◆ Instructions to follow ◆
Output an exact reproduction of the data.

───── Data to use

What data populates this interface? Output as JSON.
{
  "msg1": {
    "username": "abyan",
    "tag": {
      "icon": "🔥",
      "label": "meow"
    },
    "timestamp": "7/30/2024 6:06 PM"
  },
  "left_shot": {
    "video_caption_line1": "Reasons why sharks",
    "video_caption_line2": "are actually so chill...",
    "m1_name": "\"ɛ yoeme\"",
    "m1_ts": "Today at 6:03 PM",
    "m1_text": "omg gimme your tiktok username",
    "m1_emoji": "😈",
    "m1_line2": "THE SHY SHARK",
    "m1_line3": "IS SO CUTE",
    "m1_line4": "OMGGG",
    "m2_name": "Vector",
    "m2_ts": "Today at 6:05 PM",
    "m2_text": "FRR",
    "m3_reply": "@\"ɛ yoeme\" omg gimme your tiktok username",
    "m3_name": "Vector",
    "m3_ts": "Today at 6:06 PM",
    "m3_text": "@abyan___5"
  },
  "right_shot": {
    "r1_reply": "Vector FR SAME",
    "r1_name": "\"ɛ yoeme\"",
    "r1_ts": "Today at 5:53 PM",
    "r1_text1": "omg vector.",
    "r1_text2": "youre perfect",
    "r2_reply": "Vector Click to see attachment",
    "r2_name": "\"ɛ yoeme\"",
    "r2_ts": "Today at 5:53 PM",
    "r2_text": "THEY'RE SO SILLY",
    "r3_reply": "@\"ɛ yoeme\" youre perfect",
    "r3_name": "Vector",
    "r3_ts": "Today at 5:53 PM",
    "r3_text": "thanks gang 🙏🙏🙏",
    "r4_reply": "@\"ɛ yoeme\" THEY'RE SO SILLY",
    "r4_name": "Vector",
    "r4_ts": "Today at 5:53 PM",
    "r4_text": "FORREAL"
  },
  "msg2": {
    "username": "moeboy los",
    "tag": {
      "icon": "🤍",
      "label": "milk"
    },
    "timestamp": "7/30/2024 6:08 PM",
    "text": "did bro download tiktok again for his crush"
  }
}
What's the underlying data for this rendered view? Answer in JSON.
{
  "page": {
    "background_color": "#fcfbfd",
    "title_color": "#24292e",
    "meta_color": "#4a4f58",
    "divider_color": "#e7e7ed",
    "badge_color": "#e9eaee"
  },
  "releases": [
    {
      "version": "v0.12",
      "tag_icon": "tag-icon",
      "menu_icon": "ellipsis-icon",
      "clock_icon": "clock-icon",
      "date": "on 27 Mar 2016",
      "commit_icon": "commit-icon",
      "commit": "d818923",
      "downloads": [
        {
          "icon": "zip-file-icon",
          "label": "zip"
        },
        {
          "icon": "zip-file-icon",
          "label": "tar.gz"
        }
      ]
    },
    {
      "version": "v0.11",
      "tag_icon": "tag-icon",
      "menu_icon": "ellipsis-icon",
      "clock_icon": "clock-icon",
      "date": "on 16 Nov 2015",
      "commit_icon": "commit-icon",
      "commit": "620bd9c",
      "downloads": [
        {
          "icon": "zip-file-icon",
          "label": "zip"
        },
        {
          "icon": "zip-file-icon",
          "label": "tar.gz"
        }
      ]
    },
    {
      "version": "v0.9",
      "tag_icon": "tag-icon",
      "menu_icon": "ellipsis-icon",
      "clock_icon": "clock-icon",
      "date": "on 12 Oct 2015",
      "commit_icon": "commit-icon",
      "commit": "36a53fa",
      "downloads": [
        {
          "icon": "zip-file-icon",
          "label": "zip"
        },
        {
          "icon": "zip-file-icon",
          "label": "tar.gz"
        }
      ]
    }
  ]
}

──────────

◆ Solution for this task ◆
What data populates this interface? Output as JSON.
{
  "msg1": {
    "username": "abyan",
    "tag": {
      "icon": "🔥",
      "label": "meow"
    },
    "timestamp": "7/30/2024 6:06 PM"
  },
  "left_shot": {
    "video_caption_line1": "Reasons why sharks",
    "video_caption_line2": "are actually so chill...",
    "m1_name": "\"ɛ yoeme\"",
    "m1_ts": "Today at 6:03 PM",
    "m1_text": "omg gimme your tiktok username",
    "m1_emoji": "😈",
    "m1_line2": "THE SHY SHARK",
    "m1_line3": "IS SO CUTE",
    "m1_line4": "OMGGG",
    "m2_name": "Vector",
    "m2_ts": "Today at 6:05 PM",
    "m2_text": "FRR",
    "m3_reply": "@\"ɛ yoeme\" omg gimme your tiktok username",
    "m3_name": "Vector",
    "m3_ts": "Today at 6:06 PM",
    "m3_text": "@abyan___5"
  },
  "right_shot": {
    "r1_reply": "Vector FR SAME",
    "r1_name": "\"ɛ yoeme\"",
    "r1_ts": "Today at 5:53 PM",
    "r1_text1": "omg vector.",
    "r1_text2": "youre perfect",
    "r2_reply": "Vector Click to see attachment",
    "r2_name": "\"ɛ yoeme\"",
    "r2_ts": "Today at 5:53 PM",
    "r2_text": "THEY'RE SO SILLY",
    "r3_reply": "@\"ɛ yoeme\" youre perfect",
    "r3_name": "Vector",
    "r3_ts": "Today at 5:53 PM",
    "r3_text": "thanks gang 🙏🙏🙏",
    "r4_reply": "@\"ɛ yoeme\" THEY'RE SO SILLY",
    "r4_name": "Vector",
    "r4_ts": "Today at 5:53 PM",
    "r4_text": "FORREAL"
  },
  "msg2": {
    "username": "moeboy los",
    "tag": {
      "icon": "🤍",
      "label": "milk"
    },
    "timestamp": "7/30/2024 6:08 PM",
    "text": "did bro download tiktok again for his crush"
  }
}
What's the underlying data for this rendered view? Answer in JSON.
{
  "page": {
    "background_color": "#fcfbfd",
    "title_color": "#24292e",
    "meta_color": "#4a4f58",
    "divider_color": "#e7e7ed",
    "badge_color": "#e9eaee"
  },
  "releases": [
    {
      "version": "v0.12",
      "tag_icon": "tag-icon",
      "menu_icon": "ellipsis-icon",
      "clock_icon": "clock-icon",
      "date": "on 27 Mar 2016",
      "commit_icon": "commit-icon",
      "commit": "d818923",
      "downloads": [
        {
          "icon": "zip-file-icon",
          "label": "zip"
        },
        {
          "icon": "zip-file-icon",
          "label": "tar.gz"
        }
      ]
    },
    {
      "version": "v0.11",
      "tag_icon": "tag-icon",
      "menu_icon": "ellipsis-icon",
      "clock_icon": "clock-icon",
      "date": "on 16 Nov 2015",
      "commit_icon": "commit-icon",
      "commit": "620bd9c",
      "downloads": [
        {
          "icon": "zip-file-icon",
          "label": "zip"
        },
        {
          "icon": "zip-file-icon",
          "label": "tar.gz"
        }
      ]
    },
    {
      "version": "v0.9",
      "tag_icon": "tag-icon",
      "menu_icon": "ellipsis-icon",
      "clock_icon": "clock-icon",
      "date": "on 12 Oct 2015",
      "commit_icon": "commit-icon",
      "commit": "36a53fa",
      "downloads": [
        {
          "icon": "zip-file-icon",
          "label": "zip"
        },
        {
          "icon": "zip-file-icon",
          "label": "tar.gz"
        }
      ]
    }
  ]
}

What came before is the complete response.